RECORDED DATA:
..........
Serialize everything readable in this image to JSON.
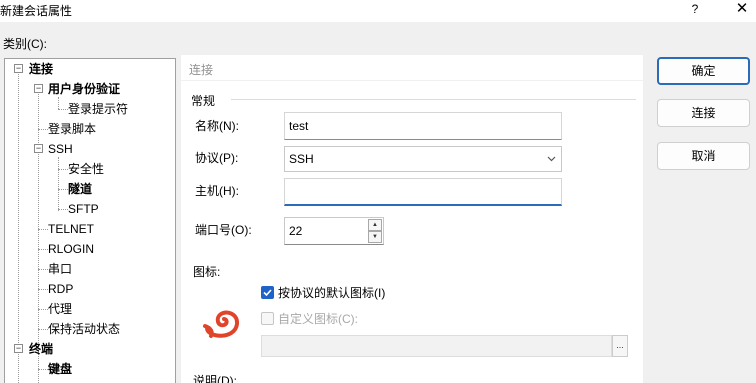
{
  "window": {
    "title": "新建会话属性",
    "help_label": "?",
    "close_label": "✕"
  },
  "category_label": "类别(C):",
  "tree": {
    "items": [
      {
        "label": "连接",
        "bold": true
      },
      {
        "label": "用户身份验证",
        "bold": true
      },
      {
        "label": "登录提示符",
        "bold": false
      },
      {
        "label": "登录脚本",
        "bold": false
      },
      {
        "label": "SSH",
        "bold": false
      },
      {
        "label": "安全性",
        "bold": false
      },
      {
        "label": "隧道",
        "bold": true
      },
      {
        "label": "SFTP",
        "bold": false
      },
      {
        "label": "TELNET",
        "bold": false
      },
      {
        "label": "RLOGIN",
        "bold": false
      },
      {
        "label": "串口",
        "bold": false
      },
      {
        "label": "RDP",
        "bold": false
      },
      {
        "label": "代理",
        "bold": false
      },
      {
        "label": "保持活动状态",
        "bold": false
      },
      {
        "label": "终端",
        "bold": true
      },
      {
        "label": "键盘",
        "bold": true
      }
    ]
  },
  "breadcrumb": "连接",
  "general": {
    "section_title": "常规",
    "name_label": "名称(N):",
    "name_value": "test",
    "protocol_label": "协议(P):",
    "protocol_value": "SSH",
    "host_label": "主机(H):",
    "host_value": "",
    "port_label": "端口号(O):",
    "port_value": "22"
  },
  "icon_section": {
    "label": "图标:",
    "default_icon_label": "按协议的默认图标(I)",
    "default_icon_checked": true,
    "custom_icon_label": "自定义图标(C):",
    "custom_icon_checked": false,
    "browse_label": "..."
  },
  "description_label": "说明(D):",
  "buttons": {
    "ok": "确定",
    "connect": "连接",
    "cancel": "取消"
  },
  "colors": {
    "accent": "#2a6cb8",
    "checkbox": "#2063c6",
    "logo": "#e0452b"
  }
}
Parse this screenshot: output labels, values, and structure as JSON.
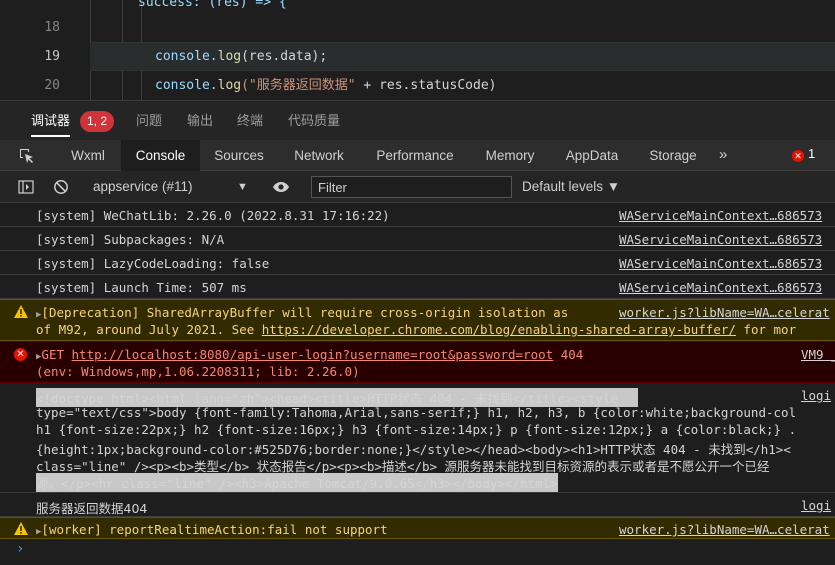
{
  "editor": {
    "lines": [
      {
        "num": "18",
        "code": ""
      },
      {
        "num": "19",
        "code_prefix": "console.",
        "code_fn": "log",
        "code_args": "(res.data);"
      },
      {
        "num": "20",
        "code_prefix": "console.",
        "code_fn": "log",
        "code_str": "(\"服务器返回数据\"",
        "code_rest": " + res.statusCode)"
      }
    ],
    "top_partial": "success: (res) => {"
  },
  "panel_tabs": {
    "items": [
      "调试器",
      "问题",
      "输出",
      "终端",
      "代码质量"
    ],
    "badge": "1, 2"
  },
  "devtools_tabs": {
    "items": [
      "Wxml",
      "Console",
      "Sources",
      "Network",
      "Performance",
      "Memory",
      "AppData",
      "Storage"
    ],
    "more": "»",
    "error_count": "1",
    "error_glyph": "✕"
  },
  "toolbar": {
    "context": "appservice (#11)",
    "caret": "▼",
    "filter_placeholder": "Filter",
    "levels": "Default levels ▼"
  },
  "console": {
    "system_rows": [
      {
        "msg": "[system] WeChatLib: 2.26.0 (2022.8.31 17:16:22)",
        "src": "WAServiceMainContext…686573"
      },
      {
        "msg": "[system] Subpackages: N/A",
        "src": "WAServiceMainContext…686573"
      },
      {
        "msg": "[system] LazyCodeLoading: false",
        "src": "WAServiceMainContext…686573"
      },
      {
        "msg": "[system] Launch Time: 507 ms",
        "src": "WAServiceMainContext…686573"
      }
    ],
    "deprecation": {
      "line1": "[Deprecation] SharedArrayBuffer will require cross-origin isolation as",
      "line2_prefix": "of M92, around July 2021. See ",
      "line2_link": "https://developer.chrome.com/blog/enabling-shared-array-buffer/",
      "line2_suffix": " for mor",
      "src": "worker.js?libName=WA…celerat"
    },
    "error_get": {
      "method": "GET ",
      "url": "http://localhost:8080/api-user-login?username=root&password=root",
      "status": " 404",
      "env": "(env: Windows,mp,1.06.2208311; lib: 2.26.0)",
      "src": "VM9 _"
    },
    "html_lines": [
      "<!doctype html><html lang=\"zh\"><head><title>HTTP状态 404 - 未找到</title><style",
      "type=\"text/css\">body {font-family:Tahoma,Arial,sans-serif;} h1, h2, h3, b {color:white;background-col",
      "h1 {font-size:22px;} h2 {font-size:16px;} h3 {font-size:14px;} p {font-size:12px;} a {color:black;} .",
      "{height:1px;background-color:#525D76;border:none;}</style></head><body><h1>HTTP状态 404 - 未找到</h1><",
      "class=\"line\" /><p><b>类型</b> 状态报告</p><p><b>描述</b> 源服务器未能找到目标资源的表示或者是不愿公开一个已经",
      "源。</p><hr class=\"line\" /><h3>Apache Tomcat/9.0.65</h3></body></html>"
    ],
    "html_src": "logi",
    "server_msg": "服务器返回数据404",
    "server_src": "logi",
    "worker_warn": "[worker] reportRealtimeAction:fail not support",
    "worker_src": "worker.js?libName=WA…celerat",
    "prompt": "›"
  },
  "colors": {
    "accent_error": "#e51400",
    "warn_bg": "#332b00",
    "error_bg": "#290000"
  }
}
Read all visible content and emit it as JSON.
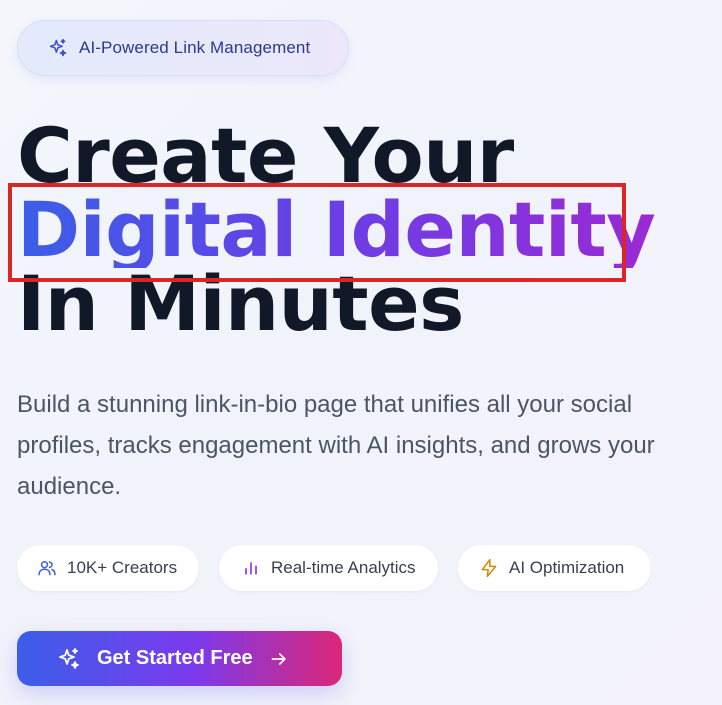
{
  "badge": {
    "label": "AI-Powered Link Management",
    "icon": "sparkles-icon"
  },
  "headline": {
    "line1": "Create Your",
    "line2": "Digital Identity",
    "line3": "In Minutes"
  },
  "subheading": "Build a stunning link-in-bio page that unifies all your social profiles, tracks engagement with AI insights, and grows your audience.",
  "features": [
    {
      "label": "10K+ Creators",
      "icon": "users-icon"
    },
    {
      "label": "Real-time Analytics",
      "icon": "bar-chart-icon"
    },
    {
      "label": "AI Optimization",
      "icon": "lightning-icon"
    }
  ],
  "cta": {
    "label": "Get Started Free",
    "icon": "sparkles-icon",
    "trailing_icon": "arrow-right-icon"
  },
  "colors": {
    "gradient_start": "#3b5ee8",
    "gradient_mid": "#7c3aed",
    "gradient_end": "#db2777",
    "highlight_border": "#dc2626",
    "headline_text": "#111827"
  }
}
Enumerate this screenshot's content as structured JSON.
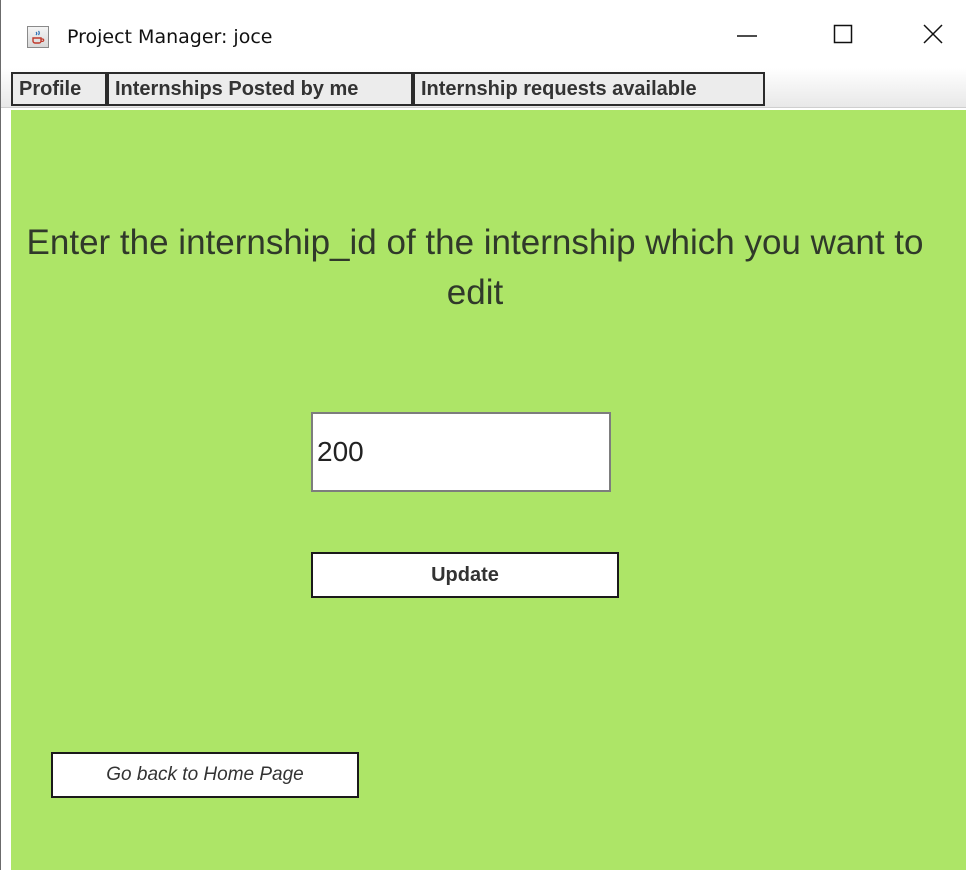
..........
TASK OBJECTIVE: Reproduce the material word for word, minus the images.

IN RESPONSE:
Serialize everything readable in this image to JSON.
{
  "window": {
    "title": "新建会话属性",
    "help_label": "?",
    "close_label": "✕"
  },
  "category_label": "类别(C):",
  "tree": {
    "items": [
      {
        "label": "连接",
        "bold": true
      },
      {
        "label": "用户身份验证",
        "bold": true
      },
      {
        "label": "登录提示符",
        "bold": false
      },
      {
        "label": "登录脚本",
        "bold": false
      },
      {
        "label": "SSH",
        "bold": false
      },
      {
        "label": "安全性",
        "bold": false
      },
      {
        "label": "隧道",
        "bold": true
      },
      {
        "label": "SFTP",
        "bold": false
      },
      {
        "label": "TELNET",
        "bold": false
      },
      {
        "label": "RLOGIN",
        "bold": false
      },
      {
        "label": "串口",
        "bold": false
      },
      {
        "label": "RDP",
        "bold": false
      },
      {
        "label": "代理",
        "bold": false
      },
      {
        "label": "保持活动状态",
        "bold": false
      },
      {
        "label": "终端",
        "bold": true
      },
      {
        "label": "键盘",
        "bold": true
      }
    ]
  },
  "breadcrumb": "连接",
  "general": {
    "section_title": "常规",
    "name_label": "名称(N):",
    "name_value": "test",
    "protocol_label": "协议(P):",
    "protocol_value": "SSH",
    "host_label": "主机(H):",
    "host_value": "",
    "port_label": "端口号(O):",
    "port_value": "22"
  },
  "icon_section": {
    "label": "图标:",
    "default_icon_label": "按协议的默认图标(I)",
    "default_icon_checked": true,
    "custom_icon_label": "自定义图标(C):",
    "custom_icon_checked": false,
    "browse_label": "..."
  },
  "description_label": "说明(D):",
  "buttons": {
    "ok": "确定",
    "connect": "连接",
    "cancel": "取消"
  },
  "colors": {
    "accent": "#2a6cb8",
    "checkbox": "#2063c6",
    "logo": "#e0452b"
  }
}
Parse this screenshot: output labels, values, and structure as JSON.
{
  "editor": {
    "lines": [
      {
        "num": "18",
        "code": ""
      },
      {
        "num": "19",
        "code_prefix": "console.",
        "code_fn": "log",
        "code_args": "(res.data);"
      },
      {
        "num": "20",
        "code_prefix": "console.",
        "code_fn": "log",
        "code_str": "(\"服务器返回数据\"",
        "code_rest": " + res.statusCode)"
      }
    ],
    "top_partial": "success: (res) => {"
  },
  "panel_tabs": {
    "items": [
      "调试器",
      "问题",
      "输出",
      "终端",
      "代码质量"
    ],
    "badge": "1, 2"
  },
  "devtools_tabs": {
    "items": [
      "Wxml",
      "Console",
      "Sources",
      "Network",
      "Performance",
      "Memory",
      "AppData",
      "Storage"
    ],
    "more": "»",
    "error_count": "1",
    "error_glyph": "✕"
  },
  "toolbar": {
    "context": "appservice (#11)",
    "caret": "▼",
    "filter_placeholder": "Filter",
    "levels": "Default levels ▼"
  },
  "console": {
    "system_rows": [
      {
        "msg": "[system] WeChatLib: 2.26.0 (2022.8.31 17:16:22)",
        "src": "WAServiceMainContext…686573"
      },
      {
        "msg": "[system] Subpackages: N/A",
        "src": "WAServiceMainContext…686573"
      },
      {
        "msg": "[system] LazyCodeLoading: false",
        "src": "WAServiceMainContext…686573"
      },
      {
        "msg": "[system] Launch Time: 507 ms",
        "src": "WAServiceMainContext…686573"
      }
    ],
    "deprecation": {
      "line1": "[Deprecation] SharedArrayBuffer will require cross-origin isolation as",
      "line2_prefix": "of M92, around July 2021. See ",
      "line2_link": "https://developer.chrome.com/blog/enabling-shared-array-buffer/",
      "line2_suffix": " for mor",
      "src": "worker.js?libName=WA…celerat"
    },
    "error_get": {
      "method": "GET ",
      "url": "http://localhost:8080/api-user-login?username=root&password=root",
      "status": " 404",
      "env": "(env: Windows,mp,1.06.2208311; lib: 2.26.0)",
      "src": "VM9 _"
    },
    "html_lines": [
      "<!doctype html><html lang=\"zh\"><head><title>HTTP状态 404 - 未找到</title><style",
      "type=\"text/css\">body {font-family:Tahoma,Arial,sans-serif;} h1, h2, h3, b {color:white;background-col",
      "h1 {font-size:22px;} h2 {font-size:16px;} h3 {font-size:14px;} p {font-size:12px;} a {color:black;} .",
      "{height:1px;background-color:#525D76;border:none;}</style></head><body><h1>HTTP状态 404 - 未找到</h1><",
      "class=\"line\" /><p><b>类型</b> 状态报告</p><p><b>描述</b> 源服务器未能找到目标资源的表示或者是不愿公开一个已经",
      "源。</p><hr class=\"line\" /><h3>Apache Tomcat/9.0.65</h3></body></html>"
    ],
    "html_src": "logi",
    "server_msg": "服务器返回数据404",
    "server_src": "logi",
    "worker_warn": "[worker] reportRealtimeAction:fail not support",
    "worker_src": "worker.js?libName=WA…celerat",
    "prompt": "›"
  },
  "colors": {
    "accent_error": "#e51400",
    "warn_bg": "#332b00",
    "error_bg": "#290000"
  }
}
Read all visible content and emit it as JSON.
{
  "badge": {
    "label": "AI-Powered Link Management",
    "icon": "sparkles-icon"
  },
  "headline": {
    "line1": "Create Your",
    "line2": "Digital Identity",
    "line3": "In Minutes"
  },
  "subheading": "Build a stunning link-in-bio page that unifies all your social profiles, tracks engagement with AI insights, and grows your audience.",
  "features": [
    {
      "label": "10K+ Creators",
      "icon": "users-icon"
    },
    {
      "label": "Real-time Analytics",
      "icon": "bar-chart-icon"
    },
    {
      "label": "AI Optimization",
      "icon": "lightning-icon"
    }
  ],
  "cta": {
    "label": "Get Started Free",
    "icon": "sparkles-icon",
    "trailing_icon": "arrow-right-icon"
  },
  "colors": {
    "gradient_start": "#3b5ee8",
    "gradient_mid": "#7c3aed",
    "gradient_end": "#db2777",
    "highlight_border": "#dc2626",
    "headline_text": "#111827"
  }
}
Enumerate this screenshot's content as structured JSON.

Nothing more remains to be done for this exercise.